(Some records)
--------

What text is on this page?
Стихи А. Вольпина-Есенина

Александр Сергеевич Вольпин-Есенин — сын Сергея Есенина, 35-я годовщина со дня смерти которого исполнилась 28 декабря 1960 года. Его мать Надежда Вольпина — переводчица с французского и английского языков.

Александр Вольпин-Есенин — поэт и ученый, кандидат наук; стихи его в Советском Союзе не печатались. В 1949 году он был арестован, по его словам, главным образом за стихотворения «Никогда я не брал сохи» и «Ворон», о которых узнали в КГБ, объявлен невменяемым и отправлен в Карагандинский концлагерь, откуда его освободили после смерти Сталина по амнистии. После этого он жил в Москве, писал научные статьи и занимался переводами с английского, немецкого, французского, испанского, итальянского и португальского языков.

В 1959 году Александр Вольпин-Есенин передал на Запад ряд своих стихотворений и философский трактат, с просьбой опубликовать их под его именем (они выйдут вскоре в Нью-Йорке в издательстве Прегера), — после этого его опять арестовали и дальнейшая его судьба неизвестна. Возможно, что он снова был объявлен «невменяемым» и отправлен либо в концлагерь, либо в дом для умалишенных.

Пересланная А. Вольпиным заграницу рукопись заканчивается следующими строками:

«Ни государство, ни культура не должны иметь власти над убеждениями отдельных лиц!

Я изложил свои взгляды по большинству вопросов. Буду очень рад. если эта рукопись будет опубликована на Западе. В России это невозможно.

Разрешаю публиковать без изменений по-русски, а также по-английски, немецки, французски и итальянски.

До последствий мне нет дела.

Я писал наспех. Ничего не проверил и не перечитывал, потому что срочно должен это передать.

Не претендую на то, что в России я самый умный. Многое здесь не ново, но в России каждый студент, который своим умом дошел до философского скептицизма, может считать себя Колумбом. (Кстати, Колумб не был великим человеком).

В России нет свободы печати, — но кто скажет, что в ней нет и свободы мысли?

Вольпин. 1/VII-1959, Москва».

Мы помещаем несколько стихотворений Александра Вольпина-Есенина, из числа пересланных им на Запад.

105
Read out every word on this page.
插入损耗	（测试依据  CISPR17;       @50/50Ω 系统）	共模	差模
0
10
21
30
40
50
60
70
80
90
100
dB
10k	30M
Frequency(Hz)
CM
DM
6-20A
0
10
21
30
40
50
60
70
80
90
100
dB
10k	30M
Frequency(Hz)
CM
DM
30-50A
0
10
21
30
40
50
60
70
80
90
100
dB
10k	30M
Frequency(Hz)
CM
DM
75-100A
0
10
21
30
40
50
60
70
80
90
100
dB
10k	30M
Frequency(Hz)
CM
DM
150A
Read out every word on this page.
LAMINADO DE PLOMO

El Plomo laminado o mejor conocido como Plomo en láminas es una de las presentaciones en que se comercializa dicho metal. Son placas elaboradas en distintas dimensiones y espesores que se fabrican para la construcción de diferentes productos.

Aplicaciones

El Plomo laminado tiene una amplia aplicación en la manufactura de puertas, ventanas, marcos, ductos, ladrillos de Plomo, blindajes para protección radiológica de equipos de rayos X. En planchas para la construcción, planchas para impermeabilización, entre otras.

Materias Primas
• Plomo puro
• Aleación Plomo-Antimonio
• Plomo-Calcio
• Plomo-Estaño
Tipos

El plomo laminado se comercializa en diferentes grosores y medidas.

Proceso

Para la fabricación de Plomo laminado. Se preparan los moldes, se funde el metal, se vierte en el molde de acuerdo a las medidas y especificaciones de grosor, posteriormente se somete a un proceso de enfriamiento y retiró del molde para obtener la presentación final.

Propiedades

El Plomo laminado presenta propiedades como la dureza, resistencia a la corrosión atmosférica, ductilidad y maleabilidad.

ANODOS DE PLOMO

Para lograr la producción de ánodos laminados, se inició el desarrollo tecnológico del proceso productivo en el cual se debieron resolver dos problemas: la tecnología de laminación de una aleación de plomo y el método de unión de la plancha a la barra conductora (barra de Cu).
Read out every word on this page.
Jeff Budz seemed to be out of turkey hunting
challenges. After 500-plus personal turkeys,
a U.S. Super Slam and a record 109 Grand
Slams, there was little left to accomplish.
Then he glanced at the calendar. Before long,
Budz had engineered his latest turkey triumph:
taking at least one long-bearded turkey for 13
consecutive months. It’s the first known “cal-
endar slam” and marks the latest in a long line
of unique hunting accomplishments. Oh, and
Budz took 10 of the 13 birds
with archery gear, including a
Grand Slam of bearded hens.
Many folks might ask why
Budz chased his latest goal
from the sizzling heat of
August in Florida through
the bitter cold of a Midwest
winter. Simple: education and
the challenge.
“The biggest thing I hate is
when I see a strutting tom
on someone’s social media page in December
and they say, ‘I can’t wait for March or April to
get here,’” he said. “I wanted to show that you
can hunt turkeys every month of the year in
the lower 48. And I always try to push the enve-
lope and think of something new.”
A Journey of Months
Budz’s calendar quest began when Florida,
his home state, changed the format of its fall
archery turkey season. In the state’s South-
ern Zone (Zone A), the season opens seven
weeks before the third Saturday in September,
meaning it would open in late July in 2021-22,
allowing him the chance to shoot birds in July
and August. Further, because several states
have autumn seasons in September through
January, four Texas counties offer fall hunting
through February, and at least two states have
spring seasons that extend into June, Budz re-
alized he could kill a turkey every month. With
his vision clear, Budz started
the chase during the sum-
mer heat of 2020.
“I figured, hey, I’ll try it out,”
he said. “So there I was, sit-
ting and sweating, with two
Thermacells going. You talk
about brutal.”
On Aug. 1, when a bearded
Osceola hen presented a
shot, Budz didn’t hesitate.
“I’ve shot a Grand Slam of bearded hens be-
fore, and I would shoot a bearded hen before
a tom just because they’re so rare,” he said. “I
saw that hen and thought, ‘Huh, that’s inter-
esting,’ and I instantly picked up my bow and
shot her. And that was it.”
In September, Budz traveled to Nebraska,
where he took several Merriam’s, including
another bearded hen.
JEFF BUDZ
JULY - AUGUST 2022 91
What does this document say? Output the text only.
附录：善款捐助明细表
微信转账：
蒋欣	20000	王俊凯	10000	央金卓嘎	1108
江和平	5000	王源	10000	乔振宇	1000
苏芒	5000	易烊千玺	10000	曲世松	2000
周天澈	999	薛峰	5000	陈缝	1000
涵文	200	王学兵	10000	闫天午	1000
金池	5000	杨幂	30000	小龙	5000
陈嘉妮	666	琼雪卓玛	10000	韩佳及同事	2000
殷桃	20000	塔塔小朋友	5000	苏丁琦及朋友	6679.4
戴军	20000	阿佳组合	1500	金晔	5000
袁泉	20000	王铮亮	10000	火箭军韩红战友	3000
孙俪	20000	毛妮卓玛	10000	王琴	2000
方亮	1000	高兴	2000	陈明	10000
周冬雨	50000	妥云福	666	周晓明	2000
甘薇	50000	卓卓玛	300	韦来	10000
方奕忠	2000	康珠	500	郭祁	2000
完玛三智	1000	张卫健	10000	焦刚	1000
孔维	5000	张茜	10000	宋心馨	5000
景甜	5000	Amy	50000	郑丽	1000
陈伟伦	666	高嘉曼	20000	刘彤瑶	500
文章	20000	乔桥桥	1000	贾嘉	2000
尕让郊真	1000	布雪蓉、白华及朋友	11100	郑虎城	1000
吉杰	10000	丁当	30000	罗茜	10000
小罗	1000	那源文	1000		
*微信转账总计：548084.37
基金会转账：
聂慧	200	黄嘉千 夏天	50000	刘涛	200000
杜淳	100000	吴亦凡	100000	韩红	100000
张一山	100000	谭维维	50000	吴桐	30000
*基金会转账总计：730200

--------

**THE REQUEST**
Pick out the lines containing the string "невменяемым" and show them.

**THE RESPONSE**
Александр Вольпин-Есенин — поэт и ученый, кандидат наук; стихи его в Советском Союзе не печатались. В 1949 году он был арестован, по его словам, главным образом за стихотворения «Никогда я не брал сохи» и «Ворон», о которых узнали в КГБ, объявлен невменяемым и отправлен в Карагандинский концлагерь, откуда его освободили после смерти Сталина по амнистии. После этого он жил в Москве, писал научные статьи и занимался переводами с английского, немецкого, французского, испанского, итальянского и португальского языков.
В 1959 году Александр Вольпин-Есенин передал на Запад ряд своих стихотворений и философский трактат, с просьбой опубликовать их под его именем (они выйдут вскоре в Нью-Йорке в издательстве Прегера), — после этого его опять арестовали и дальнейшая его судьба неизвестна. Возможно, что он снова был объявлен «невменяемым» и отправлен либо в концлагерь, либо в дом для умалишенных.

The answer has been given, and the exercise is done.